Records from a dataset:
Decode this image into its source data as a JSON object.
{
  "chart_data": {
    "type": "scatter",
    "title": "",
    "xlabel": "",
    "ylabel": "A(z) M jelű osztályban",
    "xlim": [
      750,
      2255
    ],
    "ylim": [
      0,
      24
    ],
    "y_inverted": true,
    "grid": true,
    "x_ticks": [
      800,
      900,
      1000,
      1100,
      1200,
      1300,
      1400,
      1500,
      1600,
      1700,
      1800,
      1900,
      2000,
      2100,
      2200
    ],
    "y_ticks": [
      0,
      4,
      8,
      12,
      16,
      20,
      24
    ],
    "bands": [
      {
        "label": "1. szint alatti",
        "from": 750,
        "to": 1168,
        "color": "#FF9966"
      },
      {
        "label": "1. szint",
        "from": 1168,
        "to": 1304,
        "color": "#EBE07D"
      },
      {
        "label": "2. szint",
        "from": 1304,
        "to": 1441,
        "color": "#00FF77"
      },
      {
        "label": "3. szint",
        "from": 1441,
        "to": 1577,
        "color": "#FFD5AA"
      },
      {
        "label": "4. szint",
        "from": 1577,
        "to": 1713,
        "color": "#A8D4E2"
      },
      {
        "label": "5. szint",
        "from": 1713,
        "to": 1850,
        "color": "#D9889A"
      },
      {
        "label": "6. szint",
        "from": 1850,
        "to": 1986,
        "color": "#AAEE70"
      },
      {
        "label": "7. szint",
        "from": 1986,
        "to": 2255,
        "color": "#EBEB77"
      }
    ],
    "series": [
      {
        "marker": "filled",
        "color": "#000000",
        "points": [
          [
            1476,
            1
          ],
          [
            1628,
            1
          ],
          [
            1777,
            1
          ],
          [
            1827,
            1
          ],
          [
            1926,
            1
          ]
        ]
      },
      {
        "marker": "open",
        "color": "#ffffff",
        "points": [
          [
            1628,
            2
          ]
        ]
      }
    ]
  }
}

--

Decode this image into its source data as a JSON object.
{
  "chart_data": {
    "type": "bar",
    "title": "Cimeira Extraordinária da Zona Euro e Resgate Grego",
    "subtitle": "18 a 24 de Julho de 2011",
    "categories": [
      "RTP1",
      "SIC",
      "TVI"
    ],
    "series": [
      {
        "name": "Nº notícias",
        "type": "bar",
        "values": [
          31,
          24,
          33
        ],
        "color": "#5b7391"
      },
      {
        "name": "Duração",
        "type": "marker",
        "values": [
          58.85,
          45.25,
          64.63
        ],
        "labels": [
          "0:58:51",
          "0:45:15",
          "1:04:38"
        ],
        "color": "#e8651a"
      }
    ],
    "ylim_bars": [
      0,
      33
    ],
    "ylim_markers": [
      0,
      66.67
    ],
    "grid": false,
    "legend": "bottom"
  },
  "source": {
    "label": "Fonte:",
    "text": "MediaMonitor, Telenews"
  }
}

### Task brief:
Copy out every line from the data above that has "type" in it.

### Solution:
    "type": "scatter",
    "type": "bar",
        "type": "bar",
        "type": "marker",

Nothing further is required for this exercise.